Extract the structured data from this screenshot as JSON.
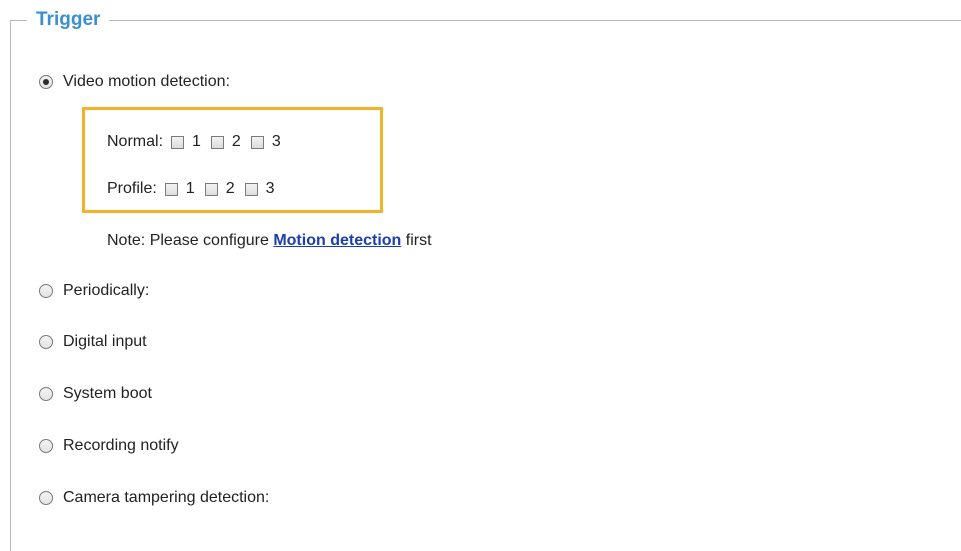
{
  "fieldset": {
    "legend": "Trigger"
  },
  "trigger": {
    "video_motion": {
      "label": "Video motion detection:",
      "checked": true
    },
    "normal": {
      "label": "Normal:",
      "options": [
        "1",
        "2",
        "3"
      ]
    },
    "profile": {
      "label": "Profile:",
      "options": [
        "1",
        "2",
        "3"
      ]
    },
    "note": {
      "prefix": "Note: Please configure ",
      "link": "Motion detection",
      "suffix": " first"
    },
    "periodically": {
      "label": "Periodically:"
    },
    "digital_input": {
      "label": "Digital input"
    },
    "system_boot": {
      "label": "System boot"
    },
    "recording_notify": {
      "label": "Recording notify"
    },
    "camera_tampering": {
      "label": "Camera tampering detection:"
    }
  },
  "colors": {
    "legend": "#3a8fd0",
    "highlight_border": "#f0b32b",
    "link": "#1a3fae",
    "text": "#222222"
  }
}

Direction →
Make an exact copy of the records above, with the pictures left out.

Answer in full →
Extract the structured data from this screenshot as JSON.
{
  "fieldset": {
    "legend": "Trigger"
  },
  "trigger": {
    "video_motion": {
      "label": "Video motion detection:",
      "checked": true
    },
    "normal": {
      "label": "Normal:",
      "options": [
        "1",
        "2",
        "3"
      ]
    },
    "profile": {
      "label": "Profile:",
      "options": [
        "1",
        "2",
        "3"
      ]
    },
    "note": {
      "prefix": "Note: Please configure ",
      "link": "Motion detection",
      "suffix": " first"
    },
    "periodically": {
      "label": "Periodically:"
    },
    "digital_input": {
      "label": "Digital input"
    },
    "system_boot": {
      "label": "System boot"
    },
    "recording_notify": {
      "label": "Recording notify"
    },
    "camera_tampering": {
      "label": "Camera tampering detection:"
    }
  },
  "colors": {
    "legend": "#3a8fd0",
    "highlight_border": "#f0b32b",
    "link": "#1a3fae",
    "text": "#222222"
  }
}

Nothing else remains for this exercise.